Write out the data below exactly as given, without any of its pictures.

**Records provided**
• • • •

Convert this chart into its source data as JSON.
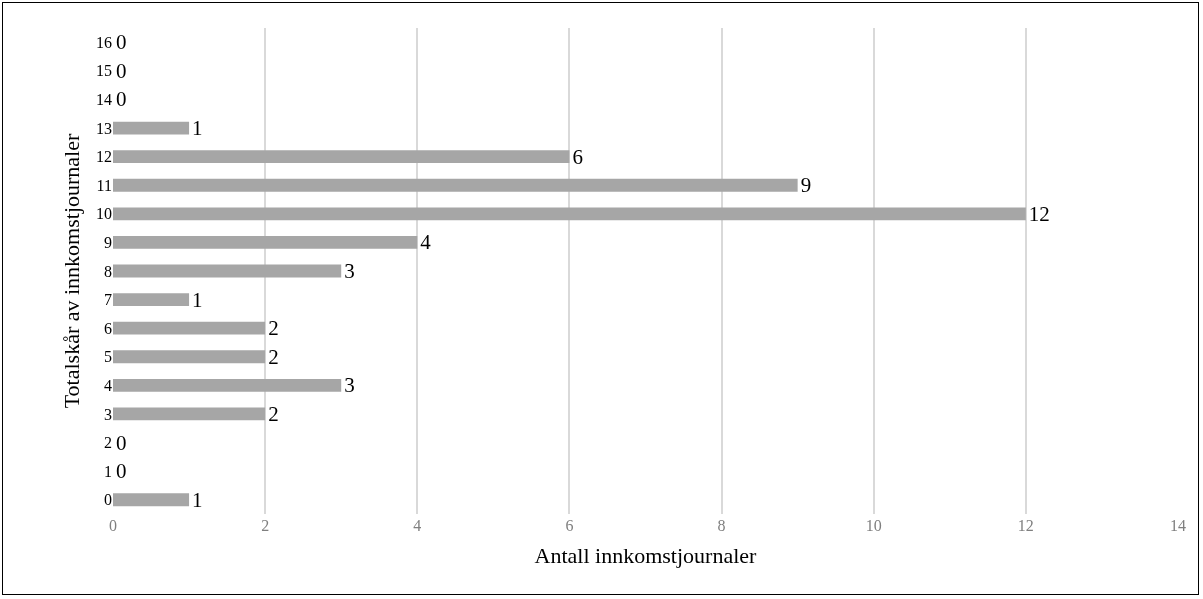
{
  "chart_data": {
    "type": "bar",
    "orientation": "horizontal",
    "xlabel": "Antall innkomstjournaler",
    "ylabel": "Totalskår av innkomstjournaler",
    "categories": [
      "16",
      "15",
      "14",
      "13",
      "12",
      "11",
      "10",
      "9",
      "8",
      "7",
      "6",
      "5",
      "4",
      "3",
      "2",
      "1",
      "0"
    ],
    "values": [
      0,
      0,
      0,
      1,
      6,
      9,
      12,
      4,
      3,
      1,
      2,
      2,
      3,
      2,
      0,
      0,
      1
    ],
    "color": "#a6a6a6",
    "xlim": [
      0,
      14
    ],
    "xticks": [
      0,
      2,
      4,
      6,
      8,
      10,
      12,
      14
    ],
    "grid": "x",
    "data_labels": true,
    "legend": false
  }
}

• • • •

**Exercise answer**
Convert this chart into its source data as JSON.
{
  "chart_data": {
    "type": "bar",
    "orientation": "horizontal",
    "xlabel": "Antall innkomstjournaler",
    "ylabel": "Totalskår av innkomstjournaler",
    "categories": [
      "16",
      "15",
      "14",
      "13",
      "12",
      "11",
      "10",
      "9",
      "8",
      "7",
      "6",
      "5",
      "4",
      "3",
      "2",
      "1",
      "0"
    ],
    "values": [
      0,
      0,
      0,
      1,
      6,
      9,
      12,
      4,
      3,
      1,
      2,
      2,
      3,
      2,
      0,
      0,
      1
    ],
    "color": "#a6a6a6",
    "xlim": [
      0,
      14
    ],
    "xticks": [
      0,
      2,
      4,
      6,
      8,
      10,
      12,
      14
    ],
    "grid": "x",
    "data_labels": true,
    "legend": false
  }
}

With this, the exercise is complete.